=== Goal ===
Copy out all lines that carry the word "Раздел".

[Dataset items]

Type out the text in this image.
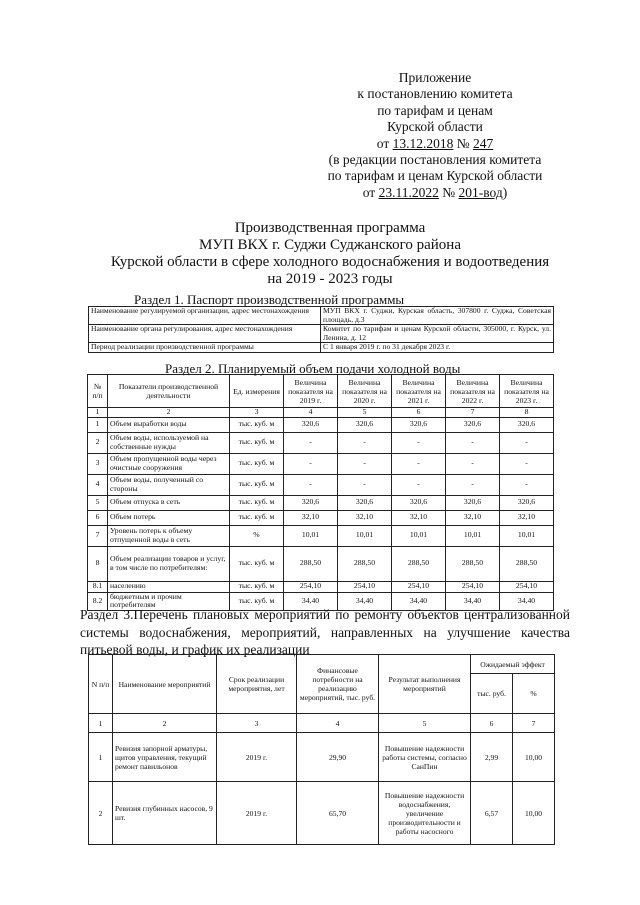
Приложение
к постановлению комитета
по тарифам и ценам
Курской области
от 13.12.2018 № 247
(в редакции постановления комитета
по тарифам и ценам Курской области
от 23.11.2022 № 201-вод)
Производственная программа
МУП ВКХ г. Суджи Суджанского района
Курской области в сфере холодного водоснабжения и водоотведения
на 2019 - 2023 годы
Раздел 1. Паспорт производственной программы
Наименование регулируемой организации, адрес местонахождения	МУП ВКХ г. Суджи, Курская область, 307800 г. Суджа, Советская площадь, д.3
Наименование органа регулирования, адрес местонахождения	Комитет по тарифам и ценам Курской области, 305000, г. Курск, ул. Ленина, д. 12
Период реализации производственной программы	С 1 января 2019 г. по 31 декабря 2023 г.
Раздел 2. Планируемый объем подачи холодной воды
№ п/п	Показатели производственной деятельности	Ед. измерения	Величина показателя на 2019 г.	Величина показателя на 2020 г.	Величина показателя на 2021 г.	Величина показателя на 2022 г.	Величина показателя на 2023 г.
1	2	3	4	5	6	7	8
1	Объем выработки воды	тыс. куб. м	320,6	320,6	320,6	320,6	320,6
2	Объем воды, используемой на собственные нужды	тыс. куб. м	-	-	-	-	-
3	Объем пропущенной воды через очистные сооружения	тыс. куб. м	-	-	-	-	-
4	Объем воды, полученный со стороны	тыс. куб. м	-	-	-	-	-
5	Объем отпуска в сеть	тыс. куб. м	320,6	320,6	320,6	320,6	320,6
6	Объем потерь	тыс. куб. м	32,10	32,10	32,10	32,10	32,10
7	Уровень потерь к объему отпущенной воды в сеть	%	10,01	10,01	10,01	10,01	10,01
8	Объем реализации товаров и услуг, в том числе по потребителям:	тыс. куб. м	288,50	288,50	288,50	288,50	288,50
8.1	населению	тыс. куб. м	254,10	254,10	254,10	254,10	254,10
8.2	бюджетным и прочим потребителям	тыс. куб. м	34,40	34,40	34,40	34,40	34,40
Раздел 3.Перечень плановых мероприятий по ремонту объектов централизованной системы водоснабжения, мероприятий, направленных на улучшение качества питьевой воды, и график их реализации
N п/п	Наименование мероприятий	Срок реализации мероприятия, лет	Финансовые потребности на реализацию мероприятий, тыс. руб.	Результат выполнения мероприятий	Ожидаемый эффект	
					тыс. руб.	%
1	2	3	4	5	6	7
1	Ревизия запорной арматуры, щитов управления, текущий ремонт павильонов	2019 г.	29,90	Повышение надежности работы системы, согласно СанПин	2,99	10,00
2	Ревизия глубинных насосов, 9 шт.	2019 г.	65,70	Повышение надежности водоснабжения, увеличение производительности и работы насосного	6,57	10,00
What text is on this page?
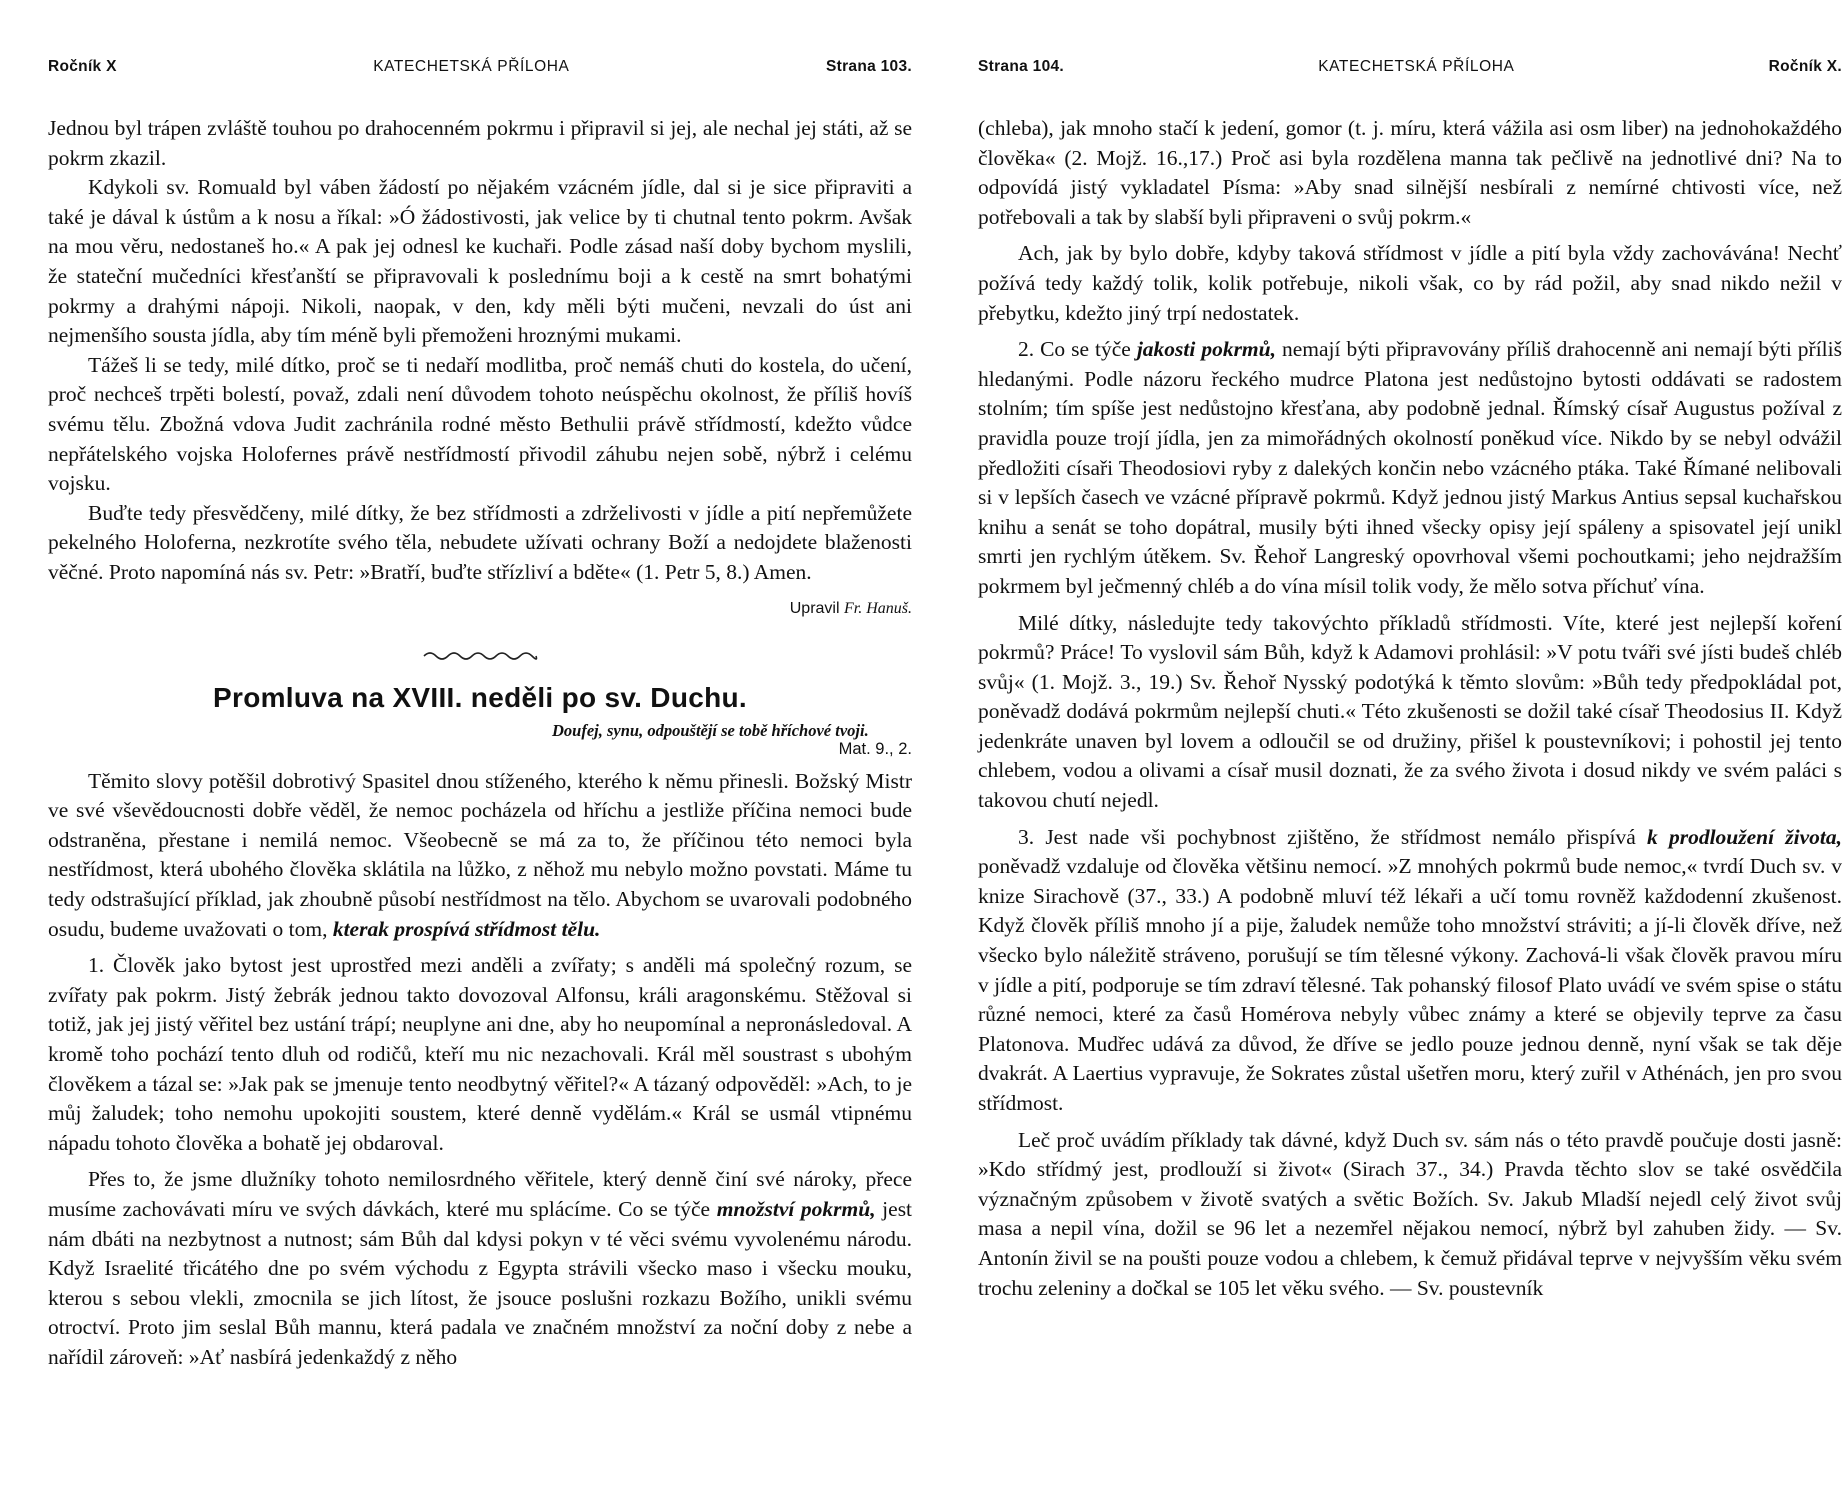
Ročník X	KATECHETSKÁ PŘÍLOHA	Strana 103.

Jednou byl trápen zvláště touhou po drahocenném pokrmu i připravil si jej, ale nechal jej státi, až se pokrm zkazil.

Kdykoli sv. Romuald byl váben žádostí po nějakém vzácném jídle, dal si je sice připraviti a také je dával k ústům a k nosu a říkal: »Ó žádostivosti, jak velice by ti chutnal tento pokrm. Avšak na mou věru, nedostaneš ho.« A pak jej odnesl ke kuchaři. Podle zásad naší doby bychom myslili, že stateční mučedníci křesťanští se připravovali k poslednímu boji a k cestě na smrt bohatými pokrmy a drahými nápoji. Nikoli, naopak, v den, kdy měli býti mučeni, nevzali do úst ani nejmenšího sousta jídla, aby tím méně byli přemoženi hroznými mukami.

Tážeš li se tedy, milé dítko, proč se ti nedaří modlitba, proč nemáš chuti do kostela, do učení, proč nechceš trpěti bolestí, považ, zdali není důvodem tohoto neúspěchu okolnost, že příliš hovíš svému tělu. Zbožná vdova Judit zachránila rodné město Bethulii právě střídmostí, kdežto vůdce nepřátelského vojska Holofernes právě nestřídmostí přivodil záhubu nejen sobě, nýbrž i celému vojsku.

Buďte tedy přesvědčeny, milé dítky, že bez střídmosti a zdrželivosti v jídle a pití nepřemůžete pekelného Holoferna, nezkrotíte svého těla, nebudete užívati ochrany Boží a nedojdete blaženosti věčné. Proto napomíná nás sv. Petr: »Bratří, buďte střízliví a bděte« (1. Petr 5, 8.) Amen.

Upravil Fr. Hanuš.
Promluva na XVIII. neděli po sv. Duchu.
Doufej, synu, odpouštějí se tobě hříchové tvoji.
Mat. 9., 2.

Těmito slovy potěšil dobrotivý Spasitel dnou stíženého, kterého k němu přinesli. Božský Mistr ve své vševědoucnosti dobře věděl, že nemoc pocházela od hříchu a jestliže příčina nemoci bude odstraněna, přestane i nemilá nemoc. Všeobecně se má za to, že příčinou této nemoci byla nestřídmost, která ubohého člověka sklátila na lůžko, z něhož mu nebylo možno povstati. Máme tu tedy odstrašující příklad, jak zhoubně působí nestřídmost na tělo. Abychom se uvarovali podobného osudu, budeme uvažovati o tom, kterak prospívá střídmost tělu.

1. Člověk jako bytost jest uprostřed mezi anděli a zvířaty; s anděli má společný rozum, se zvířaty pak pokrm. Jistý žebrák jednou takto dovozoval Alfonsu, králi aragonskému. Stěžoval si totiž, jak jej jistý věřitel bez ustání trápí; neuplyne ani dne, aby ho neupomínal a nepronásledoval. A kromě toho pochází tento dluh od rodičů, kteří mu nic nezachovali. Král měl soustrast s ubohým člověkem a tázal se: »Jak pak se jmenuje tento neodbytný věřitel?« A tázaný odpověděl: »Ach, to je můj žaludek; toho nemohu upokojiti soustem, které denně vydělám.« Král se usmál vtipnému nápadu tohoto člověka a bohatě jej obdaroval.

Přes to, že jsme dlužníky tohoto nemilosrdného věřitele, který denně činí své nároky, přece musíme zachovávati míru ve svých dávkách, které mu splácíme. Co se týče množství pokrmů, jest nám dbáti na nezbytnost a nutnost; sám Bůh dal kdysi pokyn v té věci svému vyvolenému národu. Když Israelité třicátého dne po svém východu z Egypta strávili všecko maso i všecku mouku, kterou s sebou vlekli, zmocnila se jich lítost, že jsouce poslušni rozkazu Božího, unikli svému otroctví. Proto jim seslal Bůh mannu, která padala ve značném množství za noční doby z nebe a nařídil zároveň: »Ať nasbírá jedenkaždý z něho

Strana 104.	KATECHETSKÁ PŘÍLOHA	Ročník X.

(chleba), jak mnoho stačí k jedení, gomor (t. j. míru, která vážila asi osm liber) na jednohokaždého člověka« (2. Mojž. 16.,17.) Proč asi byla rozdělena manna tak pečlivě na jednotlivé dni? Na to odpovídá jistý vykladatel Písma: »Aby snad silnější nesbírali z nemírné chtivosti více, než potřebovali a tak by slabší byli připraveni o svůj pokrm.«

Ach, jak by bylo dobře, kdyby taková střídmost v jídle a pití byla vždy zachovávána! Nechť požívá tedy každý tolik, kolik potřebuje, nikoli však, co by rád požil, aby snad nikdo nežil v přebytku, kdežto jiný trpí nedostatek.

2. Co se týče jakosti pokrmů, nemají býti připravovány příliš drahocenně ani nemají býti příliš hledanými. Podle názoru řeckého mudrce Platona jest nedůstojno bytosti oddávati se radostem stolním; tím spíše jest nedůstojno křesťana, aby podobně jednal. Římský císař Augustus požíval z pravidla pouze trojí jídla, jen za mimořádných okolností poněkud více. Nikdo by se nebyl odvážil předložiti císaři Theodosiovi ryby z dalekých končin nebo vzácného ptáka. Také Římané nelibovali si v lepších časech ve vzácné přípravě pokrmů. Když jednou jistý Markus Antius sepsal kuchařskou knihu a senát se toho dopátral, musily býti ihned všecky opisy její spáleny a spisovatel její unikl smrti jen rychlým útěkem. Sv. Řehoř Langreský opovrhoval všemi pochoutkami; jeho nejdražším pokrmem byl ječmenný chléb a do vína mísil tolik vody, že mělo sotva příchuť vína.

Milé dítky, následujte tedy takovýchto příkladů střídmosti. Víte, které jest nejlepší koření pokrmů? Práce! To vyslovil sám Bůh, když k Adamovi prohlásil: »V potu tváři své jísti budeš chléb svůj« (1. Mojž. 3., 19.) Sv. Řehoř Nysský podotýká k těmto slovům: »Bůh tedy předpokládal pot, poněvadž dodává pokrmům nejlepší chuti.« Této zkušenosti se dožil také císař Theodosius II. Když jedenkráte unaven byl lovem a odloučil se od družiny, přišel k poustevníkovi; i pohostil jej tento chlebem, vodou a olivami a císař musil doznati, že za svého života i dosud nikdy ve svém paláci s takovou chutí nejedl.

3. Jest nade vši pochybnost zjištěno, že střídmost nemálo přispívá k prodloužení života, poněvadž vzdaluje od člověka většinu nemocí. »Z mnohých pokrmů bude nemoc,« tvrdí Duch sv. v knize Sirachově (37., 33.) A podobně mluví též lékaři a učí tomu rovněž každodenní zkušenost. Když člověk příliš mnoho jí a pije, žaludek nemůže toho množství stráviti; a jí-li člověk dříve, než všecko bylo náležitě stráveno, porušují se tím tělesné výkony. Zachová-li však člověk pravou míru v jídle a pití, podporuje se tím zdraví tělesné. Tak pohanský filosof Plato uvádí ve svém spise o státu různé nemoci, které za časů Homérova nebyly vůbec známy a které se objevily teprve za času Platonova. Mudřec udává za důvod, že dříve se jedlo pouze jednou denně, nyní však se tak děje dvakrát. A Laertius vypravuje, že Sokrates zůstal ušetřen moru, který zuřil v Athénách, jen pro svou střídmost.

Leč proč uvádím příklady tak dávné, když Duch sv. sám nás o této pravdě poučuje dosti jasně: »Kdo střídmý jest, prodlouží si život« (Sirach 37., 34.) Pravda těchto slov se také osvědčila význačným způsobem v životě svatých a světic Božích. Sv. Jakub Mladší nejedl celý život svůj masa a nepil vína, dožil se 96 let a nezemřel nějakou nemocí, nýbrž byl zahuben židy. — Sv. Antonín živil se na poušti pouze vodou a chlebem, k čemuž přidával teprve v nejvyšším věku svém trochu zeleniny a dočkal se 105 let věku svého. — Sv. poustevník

=== Solution to this exercise ===
Раздел 1. Паспорт производственной программы
Раздел 2. Планируемый объем подачи холодной воды
Раздел 3.Перечень плановых мероприятий по ремонту объектов централизованной системы водоснабжения, мероприятий, направленных на улучшение качества питьевой воды, и график их реализации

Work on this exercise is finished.